Requirements =>
List the lines of this listing that hold the word "vittime".

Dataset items

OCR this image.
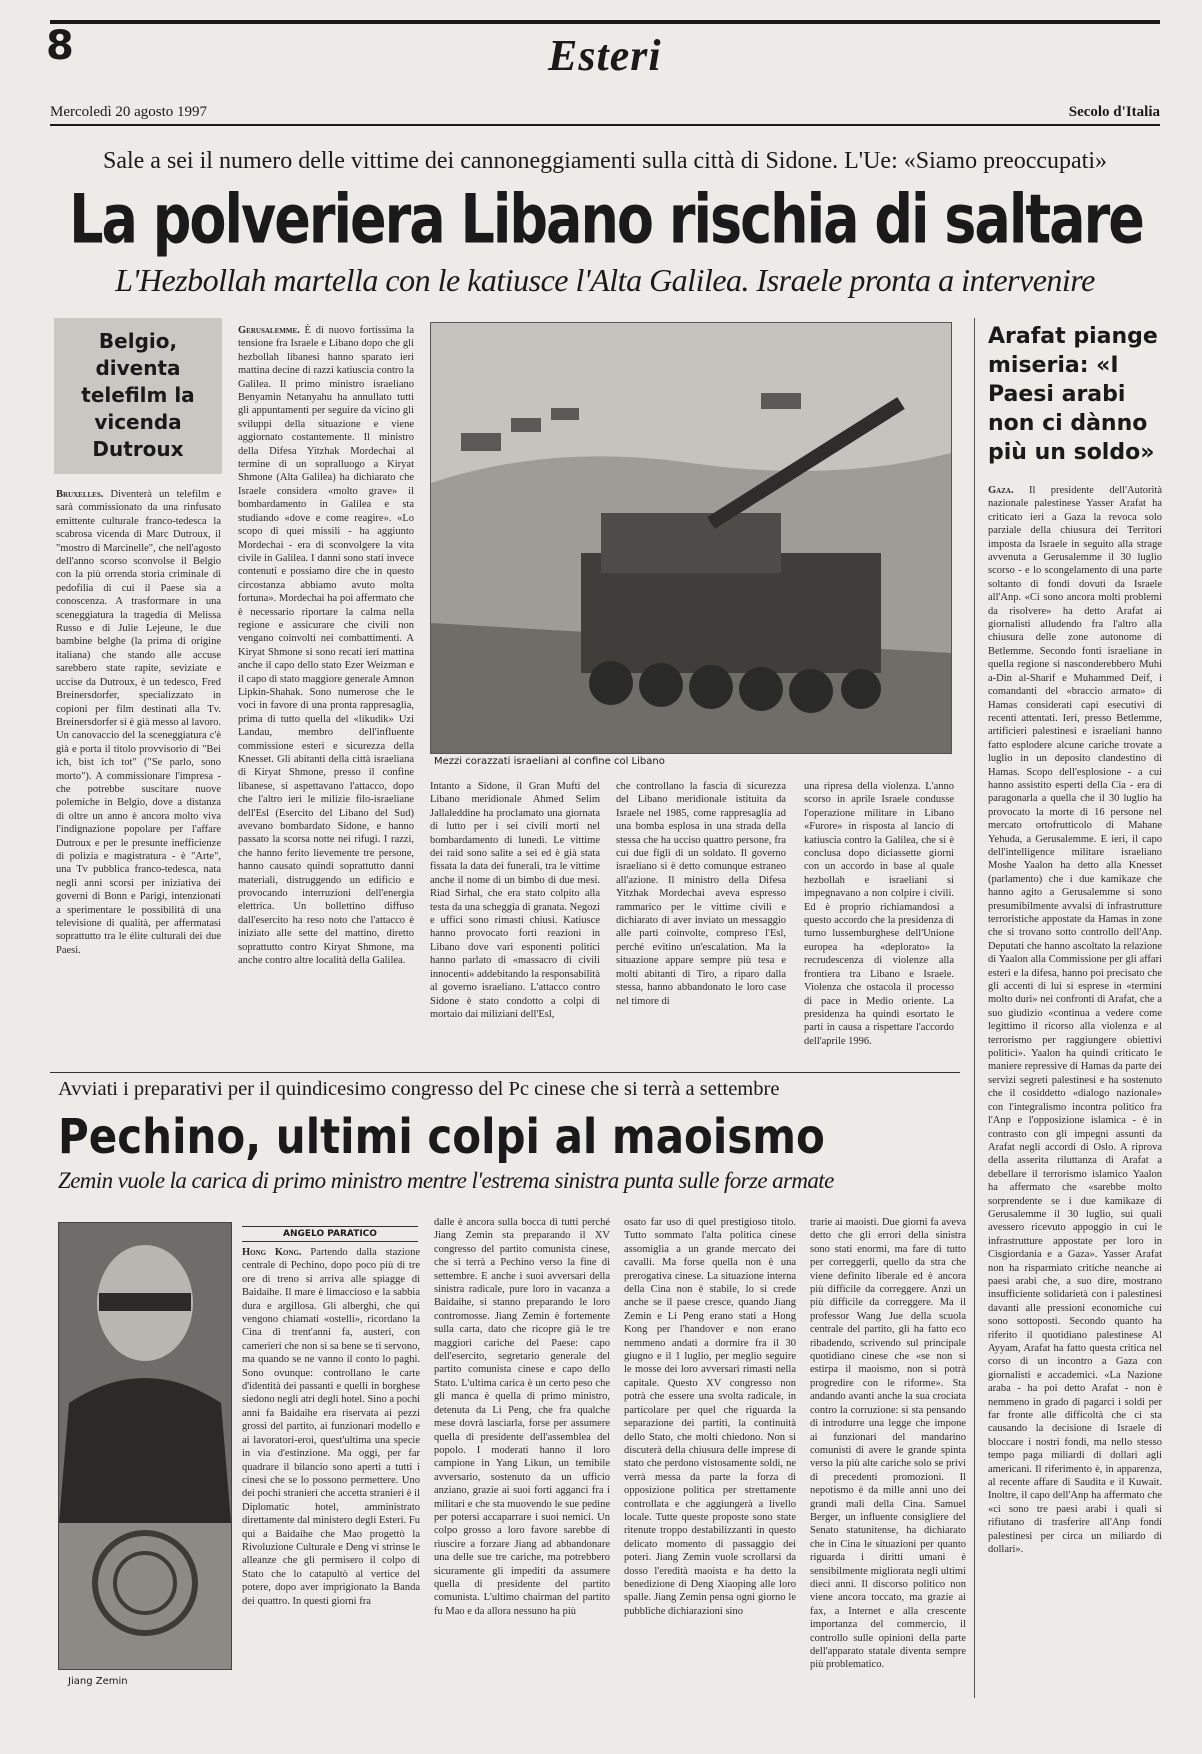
8	Esteri
Mercoledì 20 agosto 1997	Secolo d'Italia
Sale a sei il numero delle vittime dei cannoneggiamenti sulla città di Sidone. L'Ue: «Siamo preoccupati»
La polveriera Libano rischia di saltare
L'Hezbollah martella con le katiusce l'Alta Galilea. Israele pronta a intervenire
Belgio, diventa telefilm la vicenda Dutroux
Bruxelles. Diventerà un telefilm e sarà commissionato da una rinfusato emittente culturale franco-tedesca la scabrosa vicenda di Marc Dutroux, il "mostro di Marcinelle", che nell'agosto dell'anno scorso sconvolse il Belgio con la più orrenda storia criminale di pedofilia di cui il Paese sia a conoscenza. A trasformare in una sceneggiatura la tragedia di Melissa Russo e di Julie Lejeune, le due bambine belghe (la prima di origine italiana) che stando alle accuse sarebbero state rapite, seviziate e uccise da Dutroux, è un tedesco, Fred Breinersdorfer, specializzato in copioni per film destinati alla Tv. Breinersdorfer si è già messo al lavoro. Un canovaccio del la sceneggiatura c'è già e porta il titolo provvisorio di "Bei ich, bist ich tot" ("Se parlo, sono morto"). A commissionare l'impresa - che potrebbe suscitare nuove polemiche in Belgio, dove a distanza di oltre un anno è ancora molto viva l'indignazione popolare per l'affare Dutroux e per le presunte inefficienze di polizia e magistratura - è "Arte", una Tv pubblica franco-tedesca, nata negli anni scorsi per iniziativa dei governi di Bonn e Parigi, intenzionati a sperimentare le possibilità di una televisione di qualità, per affermatasi soprattutto tra le élite culturali dei due Paesi.
Gerusalemme. È di nuovo fortissima la tensione fra Israele e Libano dopo che gli hezbollah libanesi hanno sparato ieri mattina decine di razzi katiuscia contro la Galilea. Il primo ministro israeliano Benyamin Netanyahu ha annullato tutti gli appuntamenti per seguire da vicino gli sviluppi della situazione e viene aggiornato costantemente. Il ministro della Difesa Yitzhak Mordechai al termine di un sopralluogo a Kiryat Shmone (Alta Galilea) ha dichiarato che Israele considera «molto grave» il bombardamento in Galilea e sta studiando «dove e come reagire». «Lo scopo di quei missili - ha aggiunto Mordechai - era di sconvolgere la vita civile in Galilea. I danni sono stati invece contenuti e possiamo dire che in questo circostanza abbiamo avuto molta fortuna». Mordechai ha poi affermato che è necessario riportare la calma nella regione e assicurare che civili non vengano coinvolti nei combattimenti. A Kiryat Shmone si sono recati ieri mattina anche il capo dello stato Ezer Weizman e il capo di stato maggiore generale Amnon Lipkin-Shahak. Sono numerose che le voci in favore di una pronta rappresaglia, prima di tutto quella del «likudik» Uzi Landau, membro dell'influente commissione esteri e sicurezza della Knesset. Gli abitanti della città israeliana di Kiryat Shmone, presso il confine libanese, si aspettavano l'attacco, dopo che l'altro ieri le milizie filo-israeliane dell'Esl (Esercito del Libano del Sud) avevano bombardato Sidone, e hanno passato la scorsa notte nei rifugi. I razzi, che hanno ferito lievemente tre persone, hanno causato quindi soprattutto danni materiali, distruggendo un edificio e provocando interruzioni dell'energia elettrica. Un bollettino diffuso dall'esercito ha reso noto che l'attacco è iniziato alle sette del mattino, diretto soprattutto contro Kiryat Shmone, ma anche contro altre località della Galilea.
Mezzi corazzati israeliani al confine col Libano
Intanto a Sidone, il Gran Mufti del Libano meridionale Ahmed Selim Jallaleddine ha proclamato una giornata di lutto per i sei civili morti nel bombardamento di lunedì. Le vittime dei raid sono salite a sei ed è già stata fissata la data dei funerali, tra le vittime anche il nome di un bimbo di due mesi. Riad Sirhal, che era stato colpito alla testa da una scheggia di granata. Negozi e uffici sono rimasti chiusi. Katiusce hanno provocato forti reazioni in Libano dove vari esponenti politici hanno parlato di «massacro di civili innocenti» addebitando la responsabilità al governo israeliano. L'attacco contro Sidone è stato condotto a colpi di mortaio dai miliziani dell'Esl,
che controllano la fascia di sicurezza del Libano meridionale istituita da Israele nel 1985, come rappresaglia ad una bomba esplosa in una strada della stessa che ha ucciso quattro persone, fra cui due figli di un soldato. Il governo israeliano si è detto comunque estraneo all'azione. Il ministro della Difesa Yitzhak Mordechai aveva espresso rammarico per le vittime civili e dichiarato di aver inviato un messaggio alle parti coinvolte, compreso l'Esl, perché evitino un'escalation. Ma la situazione appare sempre più tesa e molti abitanti di Tiro, a riparo dalla stessa, hanno abbandonato le loro case nel timore di
una ripresa della violenza. L'anno scorso in aprile Israele condusse l'operazione militare in Libano «Furore» in risposta al lancio di katiuscia contro la Galilea, che si è conclusa dopo diciassette giorni con un accordo in base al quale hezbollah e israeliani si impegnavano a non colpire i civili. Ed è proprio richiamandosi a questo accordo che la presidenza di turno lussemburghese dell'Unione europea ha «deplorato» la recrudescenza di violenze alla frontiera tra Libano e Israele. Violenza che ostacola il processo di pace in Medio oriente. La presidenza ha quindi esortato le parti in causa a rispettare l'accordo dell'aprile 1996.
Arafat piange miseria: «I Paesi arabi non ci dànno più un soldo»
Gaza. Il presidente dell'Autorità nazionale palestinese Yasser Arafat ha criticato ieri a Gaza la revoca solo parziale della chiusura dei Territori imposta da Israele in seguito alla strage avvenuta a Gerusalemme il 30 luglio scorso - e lo scongelamento di una parte soltanto di fondi dovuti da Israele all'Anp. «Ci sono ancora molti problemi da risolvere» ha detto Arafat ai giornalisti alludendo fra l'altro alla chiusura delle zone autonome di Betlemme. Secondo fonti israeliane in quella regione si nasconderebbero Muhi a-Din al-Sharif e Muhammed Deif, i comandanti del «braccio armato» di Hamas considerati capi esecutivi di recenti attentati. Ieri, presso Betlemme, artificieri palestinesi e israeliani hanno fatto esplodere alcune cariche trovate a luglio in un deposito clandestino di Hamas. Scopo dell'esplosione - a cui hanno assistito esperti della Cia - era di paragonarla a quella che il 30 luglio ha provocato la morte di 16 persone nel mercato ortofrutticolo di Mahane Yehuda, a Gerusalemme. E ieri, il capo dell'intelligence militare israeliano Moshe Yaalon ha detto alla Knesset (parlamento) che i due kamikaze che hanno agito a Gerusalemme si sono presumibilmente avvalsi di infrastrutture terroristiche appostate da Hamas in zone che si trovano sotto controllo dell'Anp. Deputati che hanno ascoltato la relazione di Yaalon alla Commissione per gli affari esteri e la difesa, hanno poi precisato che gli accenti di lui si esprese in «termini molto duri» nei confronti di Arafat, che a suo giudizio «continua a vedere come legittimo il ricorso alla violenza e al terrorismo per raggiungere obiettivi politici». Yaalon ha quindi criticato le maniere repressive di Hamas da parte dei servizi segreti palestinesi e ha sostenuto che il cosiddetto «dialogo nazionale» con l'integralismo incontra politico fra l'Anp e l'opposizione islamica - è in contrasto con gli impegni assunti da Arafat negli accordi di Oslo. A riprova della asserita riluttanza di Arafat a debellare il terrorismo islamico Yaalon ha affermato che «sarebbe molto sorprendente se i due kamikaze di Gerusalemme il 30 luglio, sui quali avessero ricevuto appoggio in cui le infrastrutture appostate per loro in Cisgiordania e a Gaza». Yasser Arafat non ha risparmiato critiche neanche ai paesi arabi che, a suo dire, mostrano insufficiente solidarietà con i palestinesi davanti alle pressioni economiche cui sono sottoposti. Secondo quanto ha riferito il quotidiano palestinese Al Ayyam, Arafat ha fatto questa critica nel corso di un incontro a Gaza con giornalisti e accademici. «La Nazione araba - ha poi detto Arafat - non è nemmeno in grado di pagarci i soldi per far fronte alle difficoltà che ci sta causando la decisione di Israele di bloccare i nostri fondi, ma nello stesso tempo paga miliardi di dollari agli americani. Il riferimento è, in apparenza, al recente affare di Saudita e il Kuwait. Inoltre, il capo dell'Anp ha affermato che «ci sono tre paesi arabi i quali si rifiutano di trasferire all'Anp fondi palestinesi per circa un miliardo di dollari».
Avviati i preparativi per il quindicesimo congresso del Pc cinese che si terrà a settembre
Pechino, ultimi colpi al maoismo
Zemin vuole la carica di primo ministro mentre l'estrema sinistra punta sulle forze armate
Jiang Zemin
ANGELO PARATICO
Hong Kong. Partendo dalla stazione centrale di Pechino, dopo poco più di tre ore di treno si arriva alle spiagge di Baidaihe. Il mare è limaccioso e la sabbia dura e argillosa. Gli alberghi, che qui vengono chiamati «ostelli», ricordano la Cina di trent'anni fa, austeri, con camerieri che non si sa bene se ti servono, ma quando se ne vanno il conto lo paghi. Sono ovunque: controllano le carte d'identità dei passanti e quelli in borghese siedono negli atri degli hotel. Sino a pochi anni fa Baidaihe era riservata ai pezzi grossi del partito, ai funzionari modello e ai lavoratori-eroi, quest'ultima una specie in via d'estinzione. Ma oggi, per far quadrare il bilancio sono aperti a tutti i cinesi che se lo possono permettere. Uno dei pochi stranieri che accetta stranieri è il Diplomatic hotel, amministrato direttamente dal ministero degli Esteri. Fu qui a Baidaihe che Mao progettò la Rivoluzione Culturale e Deng vi strinse le alleanze che gli permisero il colpo di Stato che lo catapultò al vertice del potere, dopo aver imprigionato la Banda dei quattro. In questi giorni fra
dalle è ancora sulla bocca di tutti perché Jiang Zemin sta preparando il XV congresso del partito comunista cinese, che si terrà a Pechino verso la fine di settembre. E anche i suoi avversari della sinistra radicale, pure loro in vacanza a Baidaihe, si stanno preparando le loro contromosse. Jiang Zemin è fortemente sulla carta, dato che ricopre già le tre maggiori cariche del Paese: capo dell'esercito, segretario generale del partito comunista cinese e capo dello Stato. L'ultima carica è un certo peso che gli manca è quella di primo ministro, detenuta da Li Peng, che fra qualche mese dovrà lasciarla, forse per assumere quella di presidente dell'assemblea del popolo. I moderati hanno il loro campione in Yang Likun, un temibile avversario, sostenuto da un ufficio anziano, grazie ai suoi forti agganci fra i militari e che sta muovendo le sue pedine per potersi accaparrare i suoi nemici. Un colpo grosso a loro favore sarebbe di riuscire a forzare Jiang ad abbandonare una delle sue tre cariche, ma potrebbero sicuramente gli impediti da assumere quella di presidente del partito comunista. L'ultimo chairman del partito fu Mao e da allora nessuno ha più
osato far uso di quel prestigioso titolo. Tutto sommato l'alta politica cinese assomiglia a un grande mercato dei cavalli. Ma forse quella non è una prerogativa cinese. La situazione interna della Cina non è stabile, lo si crede anche se il paese cresce, quando Jiang Zemin e Li Peng erano stati a Hong Kong per l'handover e non erano nemmeno andati a dormire fra il 30 giugno e il 1 luglio, per meglio seguire le mosse dei loro avversari rimasti nella capitale. Questo XV congresso non potrà che essere una svolta radicale, in particolare per quel che riguarda la separazione dei partiti, la continuità dello Stato, che molti chiedono. Non si discuterà della chiusura delle imprese di stato che perdono vistosamente soldi, ne verrà messa da parte la forza di opposizione politica per strettamente controllata e che aggiungerà a livello locale. Tutte queste proposte sono state ritenute troppo destabilizzanti in questo delicato momento di passaggio dei poteri. Jiang Zemin vuole scrollarsi da dosso l'eredità maoista e ha detto la benedizione di Deng Xiaoping alle loro spalle. Jiang Zemin pensa ogni giorno le pubbliche dichiarazioni sino
trarie ai maoisti. Due giorni fa aveva detto che gli errori della sinistra sono stati enormi, ma fare di tutto per correggerli, quello da stra che viene definito liberale ed è ancora più difficile da correggere. Anzi un più difficile da correggere. Ma il professor Wang Jue della scuola centrale del partito, gli ha fatto eco ribadendo, scrivendo sul principale quotidiano cinese che «se non si estirpa il maoismo, non si potrà progredire con le riforme». Sta andando avanti anche la sua crociata contro la corruzione: si sta pensando di introdurre una legge che impone ai funzionari del mandarino comunisti di avere le grande spinta verso la più alte cariche solo se privi di precedenti promozioni. Il nepotismo è da mille anni uno dei grandi mali della Cina. Samuel Berger, un influente consigliere del Senato statunitense, ha dichiarato che in Cina le situazioni per quanto riguarda i diritti umani è sensibilmente migliorata negli ultimi dieci anni. Il discorso politico non viene ancora toccato, ma grazie ai fax, a Internet e alla crescente importanza del commercio, il controllo sulle opinioni della parte dell'apparato statale diventa sempre più problematico.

Expected answer =>
Sale a sei il numero delle vittime dei cannoneggiamenti sulla città di Sidone. L'Ue: «Siamo preoccupati»
Intanto a Sidone, il Gran Mufti del Libano meridionale Ahmed Selim Jallaleddine ha proclamato una giornata di lutto per i sei civili morti nel bombardamento di lunedì. Le vittime dei raid sono salite a sei ed è già stata fissata la data dei funerali, tra le vittime anche il nome di un bimbo di due mesi. Riad Sirhal, che era stato colpito alla testa da una scheggia di granata. Negozi e uffici sono rimasti chiusi. Katiusce hanno provocato forti reazioni in Libano dove vari esponenti politici hanno parlato di «massacro di civili innocenti» addebitando la responsabilità al governo israeliano. L'attacco contro Sidone è stato condotto a colpi di mortaio dai miliziani dell'Esl,
che controllano la fascia di sicurezza del Libano meridionale istituita da Israele nel 1985, come rappresaglia ad una bomba esplosa in una strada della stessa che ha ucciso quattro persone, fra cui due figli di un soldato. Il governo israeliano si è detto comunque estraneo all'azione. Il ministro della Difesa Yitzhak Mordechai aveva espresso rammarico per le vittime civili e dichiarato di aver inviato un messaggio alle parti coinvolte, compreso l'Esl, perché evitino un'escalation. Ma la situazione appare sempre più tesa e molti abitanti di Tiro, a riparo dalla stessa, hanno abbandonato le loro case nel timore di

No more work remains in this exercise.